EXERCISE PASSAGE
=== Begin Enclosure ===
Described in 1874 by Paris based, French botanist Élie-Abel Carrière (1818 – 1896), Skimmia japonica 'Veitchii' is believed to have been introduced by horticulturist and traveller John Gould Veitch (1839 – 1870), and one of the first Victorian plant hunters to visit Japan. Veitch was in Japan at the same time as Fortune, however there is no reference to him bringing back this specific introduction. Neither has any authentic plant been documented.

Skimmia japonica ‘Veitchii’ is a vigourous female clone with distinctly broad-ovate, aromatic leaves. Small but dense clusters of white star shaped flowers appear in mid and late spring. These are followed by large bunches of long lasting brilliant red, waxy fruits which appear from mid-autumn onwards. Like many other species from this genus the berries are often still in place when the plants comes back into bloom the following spring.

Under favourable condition you can expect Skimmia japonica ‘Veitchii’ to reach a height and spread of between 1-1.5 metres. Plant in a moist, well-drained soil in a bright position but one which is protected from the midday sun. Full sun can cause the top-most leaves to bleach yellow.

It will perform best in slightly acidic soils, however it will also tolerate chalk if plenty of organic matter has been previously dug in.
=== End Enclosure ===
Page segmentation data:
=== Begin Enclosure ===
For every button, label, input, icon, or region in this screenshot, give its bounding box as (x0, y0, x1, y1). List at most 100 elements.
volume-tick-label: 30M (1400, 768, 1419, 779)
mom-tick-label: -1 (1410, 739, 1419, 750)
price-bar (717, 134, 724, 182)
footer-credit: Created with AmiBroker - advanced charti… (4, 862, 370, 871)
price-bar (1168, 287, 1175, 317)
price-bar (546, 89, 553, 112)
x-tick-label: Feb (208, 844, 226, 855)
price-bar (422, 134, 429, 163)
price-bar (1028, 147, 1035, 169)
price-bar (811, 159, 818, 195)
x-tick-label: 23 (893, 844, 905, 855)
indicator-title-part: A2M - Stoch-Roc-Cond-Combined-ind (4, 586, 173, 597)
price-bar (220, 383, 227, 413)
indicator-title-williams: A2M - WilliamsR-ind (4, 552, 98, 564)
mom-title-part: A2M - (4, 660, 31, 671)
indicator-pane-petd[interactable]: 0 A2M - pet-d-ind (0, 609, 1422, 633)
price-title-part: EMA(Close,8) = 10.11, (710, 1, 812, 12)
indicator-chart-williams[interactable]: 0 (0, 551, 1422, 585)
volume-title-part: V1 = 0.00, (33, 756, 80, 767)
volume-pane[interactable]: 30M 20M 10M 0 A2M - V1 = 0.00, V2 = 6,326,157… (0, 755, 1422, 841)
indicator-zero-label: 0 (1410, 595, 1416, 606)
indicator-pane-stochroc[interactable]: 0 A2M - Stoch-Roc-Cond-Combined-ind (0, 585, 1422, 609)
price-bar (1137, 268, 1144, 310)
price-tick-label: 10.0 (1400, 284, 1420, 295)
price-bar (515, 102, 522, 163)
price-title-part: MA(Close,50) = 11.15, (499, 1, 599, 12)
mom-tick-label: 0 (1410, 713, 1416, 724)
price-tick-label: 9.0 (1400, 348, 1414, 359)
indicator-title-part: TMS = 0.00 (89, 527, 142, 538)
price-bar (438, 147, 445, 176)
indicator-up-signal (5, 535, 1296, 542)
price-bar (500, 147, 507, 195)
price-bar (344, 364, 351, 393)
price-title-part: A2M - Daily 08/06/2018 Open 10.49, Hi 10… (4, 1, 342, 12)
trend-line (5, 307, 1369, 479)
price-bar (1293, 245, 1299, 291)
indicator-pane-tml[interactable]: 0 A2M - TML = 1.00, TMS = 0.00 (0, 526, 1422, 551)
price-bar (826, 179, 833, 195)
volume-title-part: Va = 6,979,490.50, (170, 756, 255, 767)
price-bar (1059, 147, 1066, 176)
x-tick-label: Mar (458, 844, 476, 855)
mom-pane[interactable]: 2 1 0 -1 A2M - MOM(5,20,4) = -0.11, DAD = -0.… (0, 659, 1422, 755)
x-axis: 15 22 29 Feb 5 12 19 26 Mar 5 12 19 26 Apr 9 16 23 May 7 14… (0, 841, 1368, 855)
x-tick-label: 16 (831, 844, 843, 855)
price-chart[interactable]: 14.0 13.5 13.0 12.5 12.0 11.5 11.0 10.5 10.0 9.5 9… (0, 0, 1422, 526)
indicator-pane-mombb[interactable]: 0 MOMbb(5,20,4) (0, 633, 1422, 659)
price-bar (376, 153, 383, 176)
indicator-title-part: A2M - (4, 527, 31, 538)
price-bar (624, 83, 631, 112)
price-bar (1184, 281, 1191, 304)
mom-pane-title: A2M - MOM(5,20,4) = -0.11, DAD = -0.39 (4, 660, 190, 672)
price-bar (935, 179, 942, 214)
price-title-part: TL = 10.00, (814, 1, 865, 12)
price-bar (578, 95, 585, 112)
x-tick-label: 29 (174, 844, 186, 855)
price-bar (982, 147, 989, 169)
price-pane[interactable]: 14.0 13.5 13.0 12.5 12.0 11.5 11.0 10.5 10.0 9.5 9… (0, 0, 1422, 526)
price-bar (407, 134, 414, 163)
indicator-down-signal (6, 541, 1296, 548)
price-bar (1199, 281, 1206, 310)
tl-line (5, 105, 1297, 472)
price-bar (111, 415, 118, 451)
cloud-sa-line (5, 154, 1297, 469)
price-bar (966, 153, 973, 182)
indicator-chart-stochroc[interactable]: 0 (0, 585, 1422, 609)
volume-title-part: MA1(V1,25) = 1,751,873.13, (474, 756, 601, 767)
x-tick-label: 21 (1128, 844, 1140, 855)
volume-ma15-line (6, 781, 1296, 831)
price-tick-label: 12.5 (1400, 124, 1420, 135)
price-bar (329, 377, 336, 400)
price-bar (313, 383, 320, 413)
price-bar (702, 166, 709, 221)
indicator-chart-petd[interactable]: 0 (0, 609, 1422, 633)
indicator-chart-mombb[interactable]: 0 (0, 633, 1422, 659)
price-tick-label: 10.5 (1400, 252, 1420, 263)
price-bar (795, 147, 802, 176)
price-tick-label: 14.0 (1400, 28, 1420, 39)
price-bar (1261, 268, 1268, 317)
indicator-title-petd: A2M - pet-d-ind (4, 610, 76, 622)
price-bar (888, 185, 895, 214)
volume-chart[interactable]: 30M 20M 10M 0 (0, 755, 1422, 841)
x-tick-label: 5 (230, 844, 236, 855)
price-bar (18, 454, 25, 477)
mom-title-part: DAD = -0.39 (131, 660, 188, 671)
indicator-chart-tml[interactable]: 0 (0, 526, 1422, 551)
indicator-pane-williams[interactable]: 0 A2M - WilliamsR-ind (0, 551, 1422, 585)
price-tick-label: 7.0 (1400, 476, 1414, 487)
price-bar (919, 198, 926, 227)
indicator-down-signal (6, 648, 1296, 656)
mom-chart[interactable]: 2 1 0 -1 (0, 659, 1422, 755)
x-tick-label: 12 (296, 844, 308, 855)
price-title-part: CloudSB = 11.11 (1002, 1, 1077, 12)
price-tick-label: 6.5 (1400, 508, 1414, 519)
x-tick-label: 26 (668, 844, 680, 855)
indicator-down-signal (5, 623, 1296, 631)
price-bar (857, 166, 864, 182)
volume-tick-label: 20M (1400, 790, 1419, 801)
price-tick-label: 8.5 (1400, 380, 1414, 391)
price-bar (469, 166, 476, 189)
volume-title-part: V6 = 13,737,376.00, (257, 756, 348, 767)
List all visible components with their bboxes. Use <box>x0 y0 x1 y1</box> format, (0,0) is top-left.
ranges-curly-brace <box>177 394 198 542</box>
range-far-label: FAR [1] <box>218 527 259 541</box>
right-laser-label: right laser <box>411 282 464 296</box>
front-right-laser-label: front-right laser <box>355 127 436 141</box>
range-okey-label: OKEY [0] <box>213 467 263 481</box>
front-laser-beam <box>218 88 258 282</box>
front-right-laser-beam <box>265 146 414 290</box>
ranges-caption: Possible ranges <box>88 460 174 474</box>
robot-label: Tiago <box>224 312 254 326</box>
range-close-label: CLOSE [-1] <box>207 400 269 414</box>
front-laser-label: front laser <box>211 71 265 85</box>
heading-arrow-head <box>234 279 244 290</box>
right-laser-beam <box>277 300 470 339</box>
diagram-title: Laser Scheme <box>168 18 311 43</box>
=== End Enclosure ===
EXERCISE AIM
Please summarize the text above about Skimmia japonica 'Veitchii' in two sentences.

FINISHED TASK
Skimmia japonica 'Veitchii', described in 1874 by Élie-Abel Carrière, is a vigorous female clone with broad-ovate, aromatic leaves, white star-shaped flowers in mid and late spring, and long-lasting red fruits from mid-autumn onward. It can reach a height and spread of 1–1.5 meters and does best in moist, well-drained, slightly acidic soil in a bright position protected from the midday sun.